## WHAT IS REQUIRED
Determine the number of lines containing the word "Output". Reply with it and nothing else.

## WORKING DATA
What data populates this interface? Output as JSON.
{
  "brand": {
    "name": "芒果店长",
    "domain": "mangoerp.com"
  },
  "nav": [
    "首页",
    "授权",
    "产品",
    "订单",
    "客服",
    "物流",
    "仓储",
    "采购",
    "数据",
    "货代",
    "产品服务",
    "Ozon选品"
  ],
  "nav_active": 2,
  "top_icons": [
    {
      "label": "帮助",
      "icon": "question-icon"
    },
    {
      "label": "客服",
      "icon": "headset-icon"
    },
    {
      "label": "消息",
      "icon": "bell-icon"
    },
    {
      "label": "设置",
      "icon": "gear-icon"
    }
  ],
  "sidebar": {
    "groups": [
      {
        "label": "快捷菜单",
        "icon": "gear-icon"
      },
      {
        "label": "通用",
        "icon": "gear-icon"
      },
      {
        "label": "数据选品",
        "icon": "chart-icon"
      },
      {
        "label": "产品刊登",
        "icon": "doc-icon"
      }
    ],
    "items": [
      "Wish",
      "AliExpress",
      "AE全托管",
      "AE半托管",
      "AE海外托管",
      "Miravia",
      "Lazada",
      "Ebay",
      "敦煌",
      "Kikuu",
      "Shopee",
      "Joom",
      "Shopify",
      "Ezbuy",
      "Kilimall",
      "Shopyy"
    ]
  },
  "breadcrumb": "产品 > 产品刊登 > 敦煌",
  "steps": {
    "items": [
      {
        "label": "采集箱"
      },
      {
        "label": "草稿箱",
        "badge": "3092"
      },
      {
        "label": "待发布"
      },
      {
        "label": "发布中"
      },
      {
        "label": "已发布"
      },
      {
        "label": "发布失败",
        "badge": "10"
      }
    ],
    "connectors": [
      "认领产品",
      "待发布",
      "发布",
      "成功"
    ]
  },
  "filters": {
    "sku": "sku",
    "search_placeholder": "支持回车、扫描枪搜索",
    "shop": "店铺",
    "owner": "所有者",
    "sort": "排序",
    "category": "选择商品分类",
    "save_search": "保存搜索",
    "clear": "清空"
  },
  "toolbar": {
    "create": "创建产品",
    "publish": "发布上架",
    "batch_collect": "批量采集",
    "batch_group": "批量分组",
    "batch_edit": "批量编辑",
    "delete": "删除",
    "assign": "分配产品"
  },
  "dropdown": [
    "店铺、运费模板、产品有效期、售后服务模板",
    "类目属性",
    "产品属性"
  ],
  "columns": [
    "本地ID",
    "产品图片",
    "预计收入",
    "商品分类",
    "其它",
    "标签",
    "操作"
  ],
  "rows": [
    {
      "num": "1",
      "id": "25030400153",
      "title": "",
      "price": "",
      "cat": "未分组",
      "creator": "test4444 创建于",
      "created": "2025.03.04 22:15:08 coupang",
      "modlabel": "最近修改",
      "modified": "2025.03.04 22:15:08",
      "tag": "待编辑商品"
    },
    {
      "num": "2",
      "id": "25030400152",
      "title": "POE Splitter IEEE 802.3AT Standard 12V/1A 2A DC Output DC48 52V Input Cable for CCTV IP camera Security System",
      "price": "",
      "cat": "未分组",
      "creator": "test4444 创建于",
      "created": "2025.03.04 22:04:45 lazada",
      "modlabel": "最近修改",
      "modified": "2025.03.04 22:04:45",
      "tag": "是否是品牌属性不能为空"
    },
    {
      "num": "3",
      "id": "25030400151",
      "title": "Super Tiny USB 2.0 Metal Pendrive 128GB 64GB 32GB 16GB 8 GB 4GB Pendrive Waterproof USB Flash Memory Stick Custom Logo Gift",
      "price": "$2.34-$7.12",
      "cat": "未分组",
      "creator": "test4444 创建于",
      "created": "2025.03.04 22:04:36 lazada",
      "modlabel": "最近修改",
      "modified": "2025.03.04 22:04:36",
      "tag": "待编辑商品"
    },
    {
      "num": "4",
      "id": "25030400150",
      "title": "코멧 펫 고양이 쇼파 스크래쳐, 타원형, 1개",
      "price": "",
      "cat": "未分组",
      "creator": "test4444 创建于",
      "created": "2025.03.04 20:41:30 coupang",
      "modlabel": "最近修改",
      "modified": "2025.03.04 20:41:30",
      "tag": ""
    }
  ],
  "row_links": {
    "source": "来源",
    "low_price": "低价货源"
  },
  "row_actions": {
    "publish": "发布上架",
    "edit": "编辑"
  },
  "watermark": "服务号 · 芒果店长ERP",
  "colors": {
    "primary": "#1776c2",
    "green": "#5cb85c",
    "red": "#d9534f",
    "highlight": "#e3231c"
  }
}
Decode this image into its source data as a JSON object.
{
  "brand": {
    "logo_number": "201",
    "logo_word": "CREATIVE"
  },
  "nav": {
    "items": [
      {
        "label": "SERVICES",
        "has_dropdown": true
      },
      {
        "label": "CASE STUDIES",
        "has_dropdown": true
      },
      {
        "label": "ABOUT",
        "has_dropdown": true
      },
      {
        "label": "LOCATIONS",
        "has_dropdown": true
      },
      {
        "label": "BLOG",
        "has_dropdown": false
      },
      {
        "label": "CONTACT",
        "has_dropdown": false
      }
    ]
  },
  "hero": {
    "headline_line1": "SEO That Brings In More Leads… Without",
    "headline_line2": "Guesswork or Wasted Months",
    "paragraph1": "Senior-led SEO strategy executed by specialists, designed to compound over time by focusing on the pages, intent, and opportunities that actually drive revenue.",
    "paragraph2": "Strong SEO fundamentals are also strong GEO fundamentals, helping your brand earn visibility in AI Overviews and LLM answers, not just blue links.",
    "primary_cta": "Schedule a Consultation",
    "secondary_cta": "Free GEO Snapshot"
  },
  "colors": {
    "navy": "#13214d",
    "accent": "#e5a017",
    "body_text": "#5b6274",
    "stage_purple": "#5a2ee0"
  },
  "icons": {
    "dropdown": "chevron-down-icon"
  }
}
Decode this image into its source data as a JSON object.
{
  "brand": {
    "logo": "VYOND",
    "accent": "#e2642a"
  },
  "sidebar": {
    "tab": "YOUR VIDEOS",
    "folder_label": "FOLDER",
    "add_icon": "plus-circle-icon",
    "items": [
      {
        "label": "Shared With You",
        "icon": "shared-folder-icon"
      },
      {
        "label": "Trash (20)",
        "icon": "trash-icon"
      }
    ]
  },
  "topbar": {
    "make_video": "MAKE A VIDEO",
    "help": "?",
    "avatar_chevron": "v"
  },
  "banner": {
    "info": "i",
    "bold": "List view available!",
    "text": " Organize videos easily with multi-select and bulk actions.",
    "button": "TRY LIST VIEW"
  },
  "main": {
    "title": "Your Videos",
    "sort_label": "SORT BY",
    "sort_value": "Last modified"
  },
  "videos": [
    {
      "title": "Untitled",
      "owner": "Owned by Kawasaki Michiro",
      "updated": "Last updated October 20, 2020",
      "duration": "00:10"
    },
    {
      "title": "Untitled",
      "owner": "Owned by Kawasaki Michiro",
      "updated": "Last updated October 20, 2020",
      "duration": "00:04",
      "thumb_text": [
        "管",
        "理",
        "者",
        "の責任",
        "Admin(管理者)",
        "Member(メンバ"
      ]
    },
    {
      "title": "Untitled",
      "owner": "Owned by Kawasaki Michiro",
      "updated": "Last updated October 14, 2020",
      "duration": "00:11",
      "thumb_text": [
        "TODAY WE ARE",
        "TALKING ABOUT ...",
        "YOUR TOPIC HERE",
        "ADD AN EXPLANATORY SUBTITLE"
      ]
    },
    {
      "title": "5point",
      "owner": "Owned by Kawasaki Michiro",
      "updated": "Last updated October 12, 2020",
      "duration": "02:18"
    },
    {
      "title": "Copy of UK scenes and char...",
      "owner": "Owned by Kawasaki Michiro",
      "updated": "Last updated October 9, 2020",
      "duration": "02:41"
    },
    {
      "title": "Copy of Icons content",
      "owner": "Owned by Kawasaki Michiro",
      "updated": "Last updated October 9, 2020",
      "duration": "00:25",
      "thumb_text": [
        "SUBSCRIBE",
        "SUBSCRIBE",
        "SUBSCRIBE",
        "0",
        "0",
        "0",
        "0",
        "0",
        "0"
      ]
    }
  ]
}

## WRITTEN ANSWER
2